__Supplied material__.
= = = = = = =
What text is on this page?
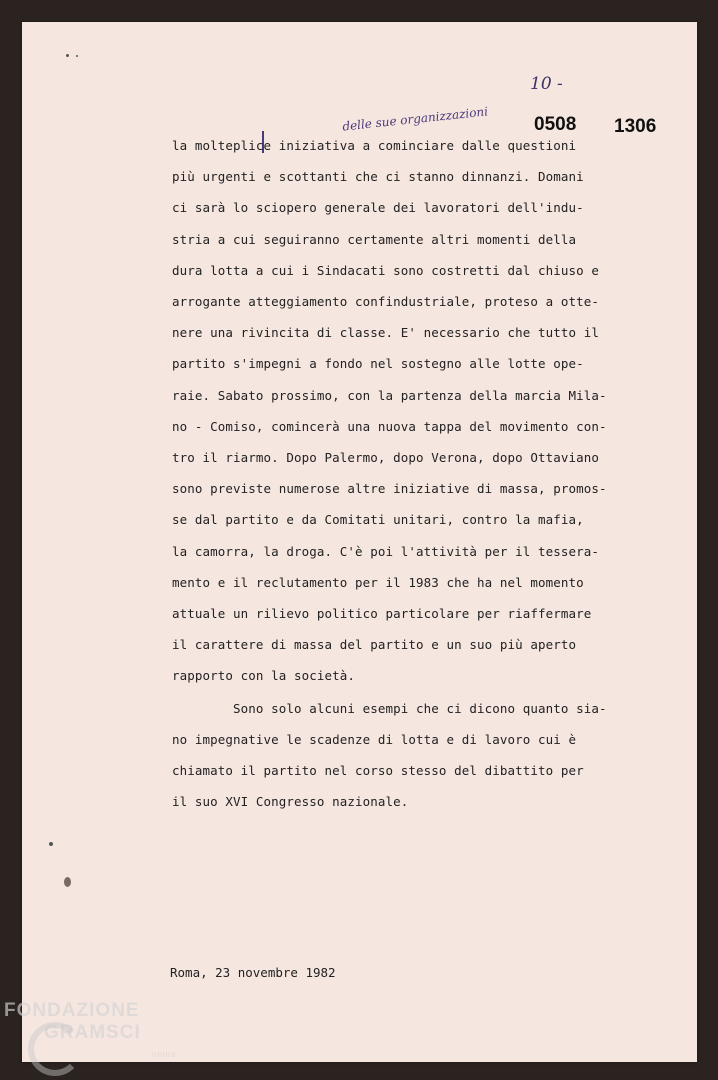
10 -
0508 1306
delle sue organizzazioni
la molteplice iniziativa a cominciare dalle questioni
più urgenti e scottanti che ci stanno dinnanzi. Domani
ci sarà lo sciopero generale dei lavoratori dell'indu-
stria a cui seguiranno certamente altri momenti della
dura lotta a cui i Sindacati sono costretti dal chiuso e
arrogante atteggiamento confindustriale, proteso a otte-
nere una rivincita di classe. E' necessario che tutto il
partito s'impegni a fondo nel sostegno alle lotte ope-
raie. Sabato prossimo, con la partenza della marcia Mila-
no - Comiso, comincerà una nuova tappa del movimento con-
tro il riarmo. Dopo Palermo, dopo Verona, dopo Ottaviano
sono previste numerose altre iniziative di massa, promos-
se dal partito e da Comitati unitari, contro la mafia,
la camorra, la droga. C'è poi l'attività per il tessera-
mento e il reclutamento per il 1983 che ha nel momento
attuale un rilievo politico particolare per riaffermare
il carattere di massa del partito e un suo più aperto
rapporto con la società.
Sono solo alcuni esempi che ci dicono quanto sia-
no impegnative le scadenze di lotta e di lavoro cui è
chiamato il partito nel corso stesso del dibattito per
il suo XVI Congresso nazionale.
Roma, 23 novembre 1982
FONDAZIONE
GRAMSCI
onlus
= = = = = = =
__Goal of the exercise__. Look through the lines above and collect those with the word "partito".

__Full solution__.
partito s'impegni a fondo nel sostegno alle lotte ope-
se dal partito e da Comitati unitari, contro la mafia,
il carattere di massa del partito e un suo più aperto
chiamato il partito nel corso stesso del dibattito per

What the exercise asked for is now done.